** begin DATASET EXTRACT **

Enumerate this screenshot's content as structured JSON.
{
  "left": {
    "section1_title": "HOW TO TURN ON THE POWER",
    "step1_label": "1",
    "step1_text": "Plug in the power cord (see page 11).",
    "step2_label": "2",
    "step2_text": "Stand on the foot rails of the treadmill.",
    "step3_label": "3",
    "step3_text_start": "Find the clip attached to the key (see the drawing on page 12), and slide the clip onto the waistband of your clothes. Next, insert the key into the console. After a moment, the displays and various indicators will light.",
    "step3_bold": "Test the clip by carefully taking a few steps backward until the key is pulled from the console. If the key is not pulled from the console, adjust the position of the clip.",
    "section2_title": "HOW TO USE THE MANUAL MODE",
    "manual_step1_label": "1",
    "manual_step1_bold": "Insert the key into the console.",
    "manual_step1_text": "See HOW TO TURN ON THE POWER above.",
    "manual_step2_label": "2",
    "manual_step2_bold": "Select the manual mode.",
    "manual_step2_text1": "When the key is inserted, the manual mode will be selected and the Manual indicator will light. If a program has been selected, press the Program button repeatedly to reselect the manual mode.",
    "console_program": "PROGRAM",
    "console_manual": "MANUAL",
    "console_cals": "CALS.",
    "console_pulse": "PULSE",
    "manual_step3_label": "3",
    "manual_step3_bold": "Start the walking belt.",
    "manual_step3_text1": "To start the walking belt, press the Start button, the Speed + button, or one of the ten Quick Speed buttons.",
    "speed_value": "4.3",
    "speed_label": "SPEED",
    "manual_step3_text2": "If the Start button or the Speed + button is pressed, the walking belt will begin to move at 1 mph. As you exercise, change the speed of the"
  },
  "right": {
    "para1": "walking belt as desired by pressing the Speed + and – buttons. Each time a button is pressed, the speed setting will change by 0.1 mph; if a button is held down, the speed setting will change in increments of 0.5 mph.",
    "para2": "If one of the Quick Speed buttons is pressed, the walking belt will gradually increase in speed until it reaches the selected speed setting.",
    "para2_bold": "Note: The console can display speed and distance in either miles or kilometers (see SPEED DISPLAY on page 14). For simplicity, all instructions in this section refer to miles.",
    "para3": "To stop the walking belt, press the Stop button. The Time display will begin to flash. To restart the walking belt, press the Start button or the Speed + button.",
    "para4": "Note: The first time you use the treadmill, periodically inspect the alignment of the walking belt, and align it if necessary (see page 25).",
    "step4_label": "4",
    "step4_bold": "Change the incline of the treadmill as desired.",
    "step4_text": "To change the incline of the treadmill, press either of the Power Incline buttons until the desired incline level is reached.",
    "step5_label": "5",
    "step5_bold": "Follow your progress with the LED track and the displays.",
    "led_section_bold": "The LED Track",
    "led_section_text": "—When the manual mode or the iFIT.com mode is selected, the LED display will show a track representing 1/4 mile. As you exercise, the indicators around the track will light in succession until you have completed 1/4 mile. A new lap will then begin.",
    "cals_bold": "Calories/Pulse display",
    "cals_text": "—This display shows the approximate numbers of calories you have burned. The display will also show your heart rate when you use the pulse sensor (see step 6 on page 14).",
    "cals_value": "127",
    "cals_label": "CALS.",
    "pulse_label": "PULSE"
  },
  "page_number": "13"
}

** end DATASET EXTRACT **

■ EXERCISE DETAILS:
What count of lines in the listing contain the word "Quick"? Reply with the number only.

■ EXERCISE SOLUTION:
2